■ What is required
Reproduce exactly the lines below, starting with the line that contains "Extract all readable text from this page." and ending with the last line of the records, both included, and nothing else.

[Records from a data collection]
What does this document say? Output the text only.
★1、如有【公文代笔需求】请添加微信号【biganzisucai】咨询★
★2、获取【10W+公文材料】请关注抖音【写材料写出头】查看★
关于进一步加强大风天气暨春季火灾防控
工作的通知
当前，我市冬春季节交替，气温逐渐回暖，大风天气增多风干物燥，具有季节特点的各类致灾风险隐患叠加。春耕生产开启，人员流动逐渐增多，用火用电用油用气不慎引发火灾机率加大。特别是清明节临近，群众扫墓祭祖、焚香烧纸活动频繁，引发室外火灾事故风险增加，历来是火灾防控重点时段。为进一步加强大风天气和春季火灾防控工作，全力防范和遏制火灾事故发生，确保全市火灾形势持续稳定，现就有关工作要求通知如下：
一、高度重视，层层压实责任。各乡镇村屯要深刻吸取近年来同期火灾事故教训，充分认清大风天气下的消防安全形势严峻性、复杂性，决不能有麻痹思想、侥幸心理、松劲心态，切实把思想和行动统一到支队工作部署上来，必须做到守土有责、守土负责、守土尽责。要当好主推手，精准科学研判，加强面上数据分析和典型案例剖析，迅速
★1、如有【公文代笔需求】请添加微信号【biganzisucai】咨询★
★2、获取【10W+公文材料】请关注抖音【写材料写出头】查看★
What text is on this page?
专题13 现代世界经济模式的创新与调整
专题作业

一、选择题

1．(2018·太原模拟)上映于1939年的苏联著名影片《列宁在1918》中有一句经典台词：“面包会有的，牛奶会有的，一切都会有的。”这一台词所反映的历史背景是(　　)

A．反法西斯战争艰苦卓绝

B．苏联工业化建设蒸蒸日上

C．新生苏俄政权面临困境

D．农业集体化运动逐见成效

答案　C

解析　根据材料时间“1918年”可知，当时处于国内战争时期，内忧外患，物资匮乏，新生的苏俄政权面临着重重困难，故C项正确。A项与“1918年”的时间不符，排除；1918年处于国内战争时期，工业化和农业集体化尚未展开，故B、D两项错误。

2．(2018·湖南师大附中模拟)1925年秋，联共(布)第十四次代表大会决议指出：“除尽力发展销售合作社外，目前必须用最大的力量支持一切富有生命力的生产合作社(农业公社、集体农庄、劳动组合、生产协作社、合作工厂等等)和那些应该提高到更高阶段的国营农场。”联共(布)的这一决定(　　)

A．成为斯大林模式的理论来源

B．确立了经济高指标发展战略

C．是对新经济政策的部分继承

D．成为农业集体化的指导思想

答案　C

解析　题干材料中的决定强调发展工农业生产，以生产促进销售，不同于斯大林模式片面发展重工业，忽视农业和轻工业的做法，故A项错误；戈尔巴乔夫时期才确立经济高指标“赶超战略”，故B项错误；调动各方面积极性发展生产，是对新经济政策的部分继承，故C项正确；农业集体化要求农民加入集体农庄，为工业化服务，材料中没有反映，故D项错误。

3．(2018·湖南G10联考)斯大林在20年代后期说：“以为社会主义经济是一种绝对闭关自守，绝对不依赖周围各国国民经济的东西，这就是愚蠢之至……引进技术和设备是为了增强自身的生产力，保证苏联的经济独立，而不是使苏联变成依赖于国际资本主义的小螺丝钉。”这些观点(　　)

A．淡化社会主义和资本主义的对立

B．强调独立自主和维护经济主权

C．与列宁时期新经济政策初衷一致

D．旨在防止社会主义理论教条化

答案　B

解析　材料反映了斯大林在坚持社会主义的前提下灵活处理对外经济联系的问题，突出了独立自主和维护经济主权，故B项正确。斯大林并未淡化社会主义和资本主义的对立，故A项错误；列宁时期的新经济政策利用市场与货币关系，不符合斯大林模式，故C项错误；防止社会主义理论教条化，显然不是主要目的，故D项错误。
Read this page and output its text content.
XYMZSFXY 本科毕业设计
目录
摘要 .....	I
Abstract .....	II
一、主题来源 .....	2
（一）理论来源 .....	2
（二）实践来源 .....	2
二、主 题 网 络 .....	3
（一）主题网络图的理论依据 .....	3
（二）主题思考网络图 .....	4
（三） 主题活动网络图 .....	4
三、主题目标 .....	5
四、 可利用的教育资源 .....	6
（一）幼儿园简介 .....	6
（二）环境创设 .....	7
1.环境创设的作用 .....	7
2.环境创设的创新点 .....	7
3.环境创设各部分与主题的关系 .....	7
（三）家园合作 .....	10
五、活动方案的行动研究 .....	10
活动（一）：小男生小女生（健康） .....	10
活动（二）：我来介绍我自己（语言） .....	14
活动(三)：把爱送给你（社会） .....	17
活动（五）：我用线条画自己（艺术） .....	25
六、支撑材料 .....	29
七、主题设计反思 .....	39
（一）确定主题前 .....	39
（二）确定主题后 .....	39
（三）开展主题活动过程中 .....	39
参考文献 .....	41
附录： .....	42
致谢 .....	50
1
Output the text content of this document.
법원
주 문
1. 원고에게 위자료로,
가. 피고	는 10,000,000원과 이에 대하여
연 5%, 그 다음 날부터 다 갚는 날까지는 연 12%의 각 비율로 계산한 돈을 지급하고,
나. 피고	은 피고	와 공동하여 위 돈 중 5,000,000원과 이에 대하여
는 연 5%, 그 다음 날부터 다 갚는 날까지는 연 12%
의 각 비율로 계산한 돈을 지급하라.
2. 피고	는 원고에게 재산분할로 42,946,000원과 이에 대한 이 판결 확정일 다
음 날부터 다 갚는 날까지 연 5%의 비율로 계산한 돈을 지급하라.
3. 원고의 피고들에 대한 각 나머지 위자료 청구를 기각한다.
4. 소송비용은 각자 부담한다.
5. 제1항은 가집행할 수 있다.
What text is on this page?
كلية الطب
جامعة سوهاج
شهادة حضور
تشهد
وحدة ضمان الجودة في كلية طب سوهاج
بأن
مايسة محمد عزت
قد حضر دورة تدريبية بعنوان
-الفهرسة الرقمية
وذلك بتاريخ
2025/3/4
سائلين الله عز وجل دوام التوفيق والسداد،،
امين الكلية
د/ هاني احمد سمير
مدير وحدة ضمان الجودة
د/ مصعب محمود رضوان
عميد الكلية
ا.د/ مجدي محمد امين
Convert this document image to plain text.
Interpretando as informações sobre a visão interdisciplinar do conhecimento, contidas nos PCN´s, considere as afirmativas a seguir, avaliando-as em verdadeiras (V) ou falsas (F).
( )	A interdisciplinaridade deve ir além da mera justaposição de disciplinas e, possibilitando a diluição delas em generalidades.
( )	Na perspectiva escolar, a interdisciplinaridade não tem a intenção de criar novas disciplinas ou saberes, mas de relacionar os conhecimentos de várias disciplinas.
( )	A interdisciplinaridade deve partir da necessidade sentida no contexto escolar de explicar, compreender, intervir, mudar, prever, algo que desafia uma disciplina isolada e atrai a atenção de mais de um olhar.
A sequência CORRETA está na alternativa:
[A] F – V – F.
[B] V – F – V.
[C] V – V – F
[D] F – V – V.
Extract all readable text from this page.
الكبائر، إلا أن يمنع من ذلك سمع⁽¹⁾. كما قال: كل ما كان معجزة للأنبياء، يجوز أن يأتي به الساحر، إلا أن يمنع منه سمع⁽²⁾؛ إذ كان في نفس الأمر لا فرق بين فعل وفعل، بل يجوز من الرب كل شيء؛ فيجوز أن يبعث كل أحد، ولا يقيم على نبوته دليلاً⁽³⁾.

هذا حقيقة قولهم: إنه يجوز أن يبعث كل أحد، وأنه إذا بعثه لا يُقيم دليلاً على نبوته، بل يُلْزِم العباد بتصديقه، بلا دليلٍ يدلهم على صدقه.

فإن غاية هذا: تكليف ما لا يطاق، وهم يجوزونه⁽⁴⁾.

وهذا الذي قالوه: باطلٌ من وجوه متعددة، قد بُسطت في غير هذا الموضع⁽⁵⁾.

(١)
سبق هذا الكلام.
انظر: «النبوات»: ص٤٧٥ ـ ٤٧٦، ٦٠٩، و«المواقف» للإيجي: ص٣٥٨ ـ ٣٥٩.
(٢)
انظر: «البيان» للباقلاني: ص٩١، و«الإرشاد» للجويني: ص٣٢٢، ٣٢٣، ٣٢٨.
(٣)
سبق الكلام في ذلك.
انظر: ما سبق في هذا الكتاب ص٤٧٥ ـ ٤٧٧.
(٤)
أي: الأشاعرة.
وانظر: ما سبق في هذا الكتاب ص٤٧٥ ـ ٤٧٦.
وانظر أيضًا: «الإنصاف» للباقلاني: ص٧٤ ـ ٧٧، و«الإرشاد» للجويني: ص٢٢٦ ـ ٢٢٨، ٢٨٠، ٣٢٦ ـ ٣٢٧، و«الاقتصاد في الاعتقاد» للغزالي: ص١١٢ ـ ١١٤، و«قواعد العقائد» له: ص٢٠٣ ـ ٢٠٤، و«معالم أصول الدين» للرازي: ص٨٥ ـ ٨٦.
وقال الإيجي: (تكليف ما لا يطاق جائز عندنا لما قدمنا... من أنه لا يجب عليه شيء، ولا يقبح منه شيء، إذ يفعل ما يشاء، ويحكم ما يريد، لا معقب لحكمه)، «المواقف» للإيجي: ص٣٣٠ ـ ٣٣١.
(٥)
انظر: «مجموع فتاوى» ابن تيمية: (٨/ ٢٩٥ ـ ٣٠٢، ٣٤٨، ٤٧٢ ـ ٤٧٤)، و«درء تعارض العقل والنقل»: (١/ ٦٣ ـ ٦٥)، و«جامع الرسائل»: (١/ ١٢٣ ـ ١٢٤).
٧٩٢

■ Task solution
Extract all readable text from this page.
الكبائر، إلا أن يمنع من ذلك سمع⁽¹⁾. كما قال: كل ما كان معجزة للأنبياء، يجوز أن يأتي به الساحر، إلا أن يمنع منه سمع⁽²⁾؛ إذ كان في نفس الأمر لا فرق بين فعل وفعل، بل يجوز من الرب كل شيء؛ فيجوز أن يبعث كل أحد، ولا يقيم على نبوته دليلاً⁽³⁾.

هذا حقيقة قولهم: إنه يجوز أن يبعث كل أحد، وأنه إذا بعثه لا يُقيم دليلاً على نبوته، بل يُلْزِم العباد بتصديقه، بلا دليلٍ يدلهم على صدقه.

فإن غاية هذا: تكليف ما لا يطاق، وهم يجوزونه⁽⁴⁾.

وهذا الذي قالوه: باطلٌ من وجوه متعددة، قد بُسطت في غير هذا الموضع⁽⁵⁾.

(١)
سبق هذا الكلام.
انظر: «النبوات»: ص٤٧٥ ـ ٤٧٦، ٦٠٩، و«المواقف» للإيجي: ص٣٥٨ ـ ٣٥٩.
(٢)
انظر: «البيان» للباقلاني: ص٩١، و«الإرشاد» للجويني: ص٣٢٢، ٣٢٣، ٣٢٨.
(٣)
سبق الكلام في ذلك.
انظر: ما سبق في هذا الكتاب ص٤٧٥ ـ ٤٧٧.
(٤)
أي: الأشاعرة.
وانظر: ما سبق في هذا الكتاب ص٤٧٥ ـ ٤٧٦.
وانظر أيضًا: «الإنصاف» للباقلاني: ص٧٤ ـ ٧٧، و«الإرشاد» للجويني: ص٢٢٦ ـ ٢٢٨، ٢٨٠، ٣٢٦ ـ ٣٢٧، و«الاقتصاد في الاعتقاد» للغزالي: ص١١٢ ـ ١١٤، و«قواعد العقائد» له: ص٢٠٣ ـ ٢٠٤، و«معالم أصول الدين» للرازي: ص٨٥ ـ ٨٦.
وقال الإيجي: (تكليف ما لا يطاق جائز عندنا لما قدمنا... من أنه لا يجب عليه شيء، ولا يقبح منه شيء، إذ يفعل ما يشاء، ويحكم ما يريد، لا معقب لحكمه)، «المواقف» للإيجي: ص٣٣٠ ـ ٣٣١.
(٥)
انظر: «مجموع فتاوى» ابن تيمية: (٨/ ٢٩٥ ـ ٣٠٢، ٣٤٨، ٤٧٢ ـ ٤٧٤)، و«درء تعارض العقل والنقل»: (١/ ٦٣ ـ ٦٥)، و«جامع الرسائل»: (١/ ١٢٣ ـ ١٢٤).
٧٩٢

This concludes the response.